# Start of Records supplied
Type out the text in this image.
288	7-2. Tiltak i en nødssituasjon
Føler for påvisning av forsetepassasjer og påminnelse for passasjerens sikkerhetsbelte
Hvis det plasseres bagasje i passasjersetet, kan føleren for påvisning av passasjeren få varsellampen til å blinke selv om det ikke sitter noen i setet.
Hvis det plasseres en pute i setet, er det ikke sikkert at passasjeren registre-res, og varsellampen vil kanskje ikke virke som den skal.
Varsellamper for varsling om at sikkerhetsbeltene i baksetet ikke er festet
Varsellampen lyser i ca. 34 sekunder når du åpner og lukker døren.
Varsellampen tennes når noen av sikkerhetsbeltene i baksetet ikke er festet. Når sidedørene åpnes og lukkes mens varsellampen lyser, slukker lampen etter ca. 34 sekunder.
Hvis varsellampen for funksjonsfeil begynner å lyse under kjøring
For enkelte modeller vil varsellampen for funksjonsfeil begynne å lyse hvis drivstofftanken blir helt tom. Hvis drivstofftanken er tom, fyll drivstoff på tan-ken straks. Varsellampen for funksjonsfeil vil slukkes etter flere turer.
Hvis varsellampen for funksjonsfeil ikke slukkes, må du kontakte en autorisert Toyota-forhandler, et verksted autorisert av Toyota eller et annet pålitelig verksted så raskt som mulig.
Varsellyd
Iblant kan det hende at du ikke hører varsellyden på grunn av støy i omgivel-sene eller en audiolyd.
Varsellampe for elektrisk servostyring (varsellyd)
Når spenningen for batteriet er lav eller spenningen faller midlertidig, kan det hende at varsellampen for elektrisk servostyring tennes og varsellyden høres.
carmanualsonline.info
# End of Records supplied
# Given problem
Reproduce the listing shown above in its entirety, exactly.

# Result of this exercise
Type out the text in this image.
288	7-2. Tiltak i en nødssituasjon
Føler for påvisning av forsetepassasjer og påminnelse for passasjerens sikkerhetsbelte
Hvis det plasseres bagasje i passasjersetet, kan føleren for påvisning av passasjeren få varsellampen til å blinke selv om det ikke sitter noen i setet.
Hvis det plasseres en pute i setet, er det ikke sikkert at passasjeren registre-res, og varsellampen vil kanskje ikke virke som den skal.
Varsellamper for varsling om at sikkerhetsbeltene i baksetet ikke er festet
Varsellampen lyser i ca. 34 sekunder når du åpner og lukker døren.
Varsellampen tennes når noen av sikkerhetsbeltene i baksetet ikke er festet. Når sidedørene åpnes og lukkes mens varsellampen lyser, slukker lampen etter ca. 34 sekunder.
Hvis varsellampen for funksjonsfeil begynner å lyse under kjøring
For enkelte modeller vil varsellampen for funksjonsfeil begynne å lyse hvis drivstofftanken blir helt tom. Hvis drivstofftanken er tom, fyll drivstoff på tan-ken straks. Varsellampen for funksjonsfeil vil slukkes etter flere turer.
Hvis varsellampen for funksjonsfeil ikke slukkes, må du kontakte en autorisert Toyota-forhandler, et verksted autorisert av Toyota eller et annet pålitelig verksted så raskt som mulig.
Varsellyd
Iblant kan det hende at du ikke hører varsellyden på grunn av støy i omgivel-sene eller en audiolyd.
Varsellampe for elektrisk servostyring (varsellyd)
Når spenningen for batteriet er lav eller spenningen faller midlertidig, kan det hende at varsellampen for elektrisk servostyring tennes og varsellyden høres.
carmanualsonline.info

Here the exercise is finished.